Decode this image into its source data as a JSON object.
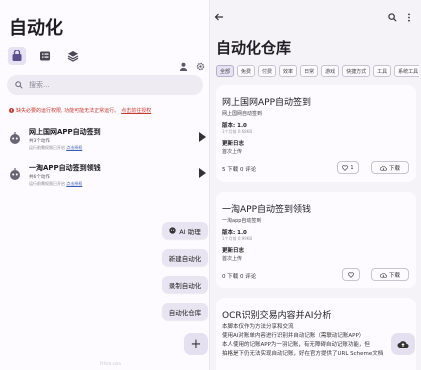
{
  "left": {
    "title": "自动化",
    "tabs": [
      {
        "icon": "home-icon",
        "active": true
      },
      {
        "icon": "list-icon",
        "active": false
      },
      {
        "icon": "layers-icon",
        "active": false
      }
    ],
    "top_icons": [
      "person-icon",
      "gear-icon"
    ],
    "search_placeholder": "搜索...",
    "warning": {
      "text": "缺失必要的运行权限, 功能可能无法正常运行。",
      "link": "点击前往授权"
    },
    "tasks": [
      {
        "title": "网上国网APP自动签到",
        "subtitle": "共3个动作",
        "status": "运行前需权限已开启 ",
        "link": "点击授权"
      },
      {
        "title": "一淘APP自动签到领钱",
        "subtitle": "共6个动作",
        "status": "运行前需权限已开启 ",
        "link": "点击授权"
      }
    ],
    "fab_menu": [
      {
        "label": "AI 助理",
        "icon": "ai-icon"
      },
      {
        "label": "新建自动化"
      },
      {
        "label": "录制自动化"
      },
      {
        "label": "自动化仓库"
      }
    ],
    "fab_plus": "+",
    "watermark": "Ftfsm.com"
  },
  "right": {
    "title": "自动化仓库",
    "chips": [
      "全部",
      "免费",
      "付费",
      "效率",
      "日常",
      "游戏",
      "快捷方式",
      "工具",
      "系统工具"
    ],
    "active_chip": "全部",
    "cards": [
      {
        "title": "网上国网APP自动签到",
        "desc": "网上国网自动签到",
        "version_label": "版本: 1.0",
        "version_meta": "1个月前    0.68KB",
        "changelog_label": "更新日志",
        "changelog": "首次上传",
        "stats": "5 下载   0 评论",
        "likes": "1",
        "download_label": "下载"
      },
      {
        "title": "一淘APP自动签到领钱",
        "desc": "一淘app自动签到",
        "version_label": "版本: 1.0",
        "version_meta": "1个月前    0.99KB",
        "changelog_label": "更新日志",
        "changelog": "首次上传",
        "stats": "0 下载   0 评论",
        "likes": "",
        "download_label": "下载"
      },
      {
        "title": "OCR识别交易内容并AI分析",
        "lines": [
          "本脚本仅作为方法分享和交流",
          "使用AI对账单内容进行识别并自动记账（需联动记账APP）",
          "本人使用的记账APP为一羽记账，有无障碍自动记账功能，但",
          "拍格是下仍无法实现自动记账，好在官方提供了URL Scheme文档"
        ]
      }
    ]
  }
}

* * *

• **Brief**
Reproduce each entry verbatim, excluding any embedded images.

• **Task answer**
Decode this image into its source data as a JSON object.
{
  "left": {
    "title": "自动化",
    "tabs": [
      {
        "icon": "home-icon",
        "active": true
      },
      {
        "icon": "list-icon",
        "active": false
      },
      {
        "icon": "layers-icon",
        "active": false
      }
    ],
    "top_icons": [
      "person-icon",
      "gear-icon"
    ],
    "search_placeholder": "搜索...",
    "warning": {
      "text": "缺失必要的运行权限, 功能可能无法正常运行。",
      "link": "点击前往授权"
    },
    "tasks": [
      {
        "title": "网上国网APP自动签到",
        "subtitle": "共3个动作",
        "status": "运行前需权限已开启 ",
        "link": "点击授权"
      },
      {
        "title": "一淘APP自动签到领钱",
        "subtitle": "共6个动作",
        "status": "运行前需权限已开启 ",
        "link": "点击授权"
      }
    ],
    "fab_menu": [
      {
        "label": "AI 助理",
        "icon": "ai-icon"
      },
      {
        "label": "新建自动化"
      },
      {
        "label": "录制自动化"
      },
      {
        "label": "自动化仓库"
      }
    ],
    "fab_plus": "+",
    "watermark": "Ftfsm.com"
  },
  "right": {
    "title": "自动化仓库",
    "chips": [
      "全部",
      "免费",
      "付费",
      "效率",
      "日常",
      "游戏",
      "快捷方式",
      "工具",
      "系统工具"
    ],
    "active_chip": "全部",
    "cards": [
      {
        "title": "网上国网APP自动签到",
        "desc": "网上国网自动签到",
        "version_label": "版本: 1.0",
        "version_meta": "1个月前    0.68KB",
        "changelog_label": "更新日志",
        "changelog": "首次上传",
        "stats": "5 下载   0 评论",
        "likes": "1",
        "download_label": "下载"
      },
      {
        "title": "一淘APP自动签到领钱",
        "desc": "一淘app自动签到",
        "version_label": "版本: 1.0",
        "version_meta": "1个月前    0.99KB",
        "changelog_label": "更新日志",
        "changelog": "首次上传",
        "stats": "0 下载   0 评论",
        "likes": "",
        "download_label": "下载"
      },
      {
        "title": "OCR识别交易内容并AI分析",
        "lines": [
          "本脚本仅作为方法分享和交流",
          "使用AI对账单内容进行识别并自动记账（需联动记账APP）",
          "本人使用的记账APP为一羽记账，有无障碍自动记账功能，但",
          "拍格是下仍无法实现自动记账，好在官方提供了URL Scheme文档"
        ]
      }
    ]
  }
}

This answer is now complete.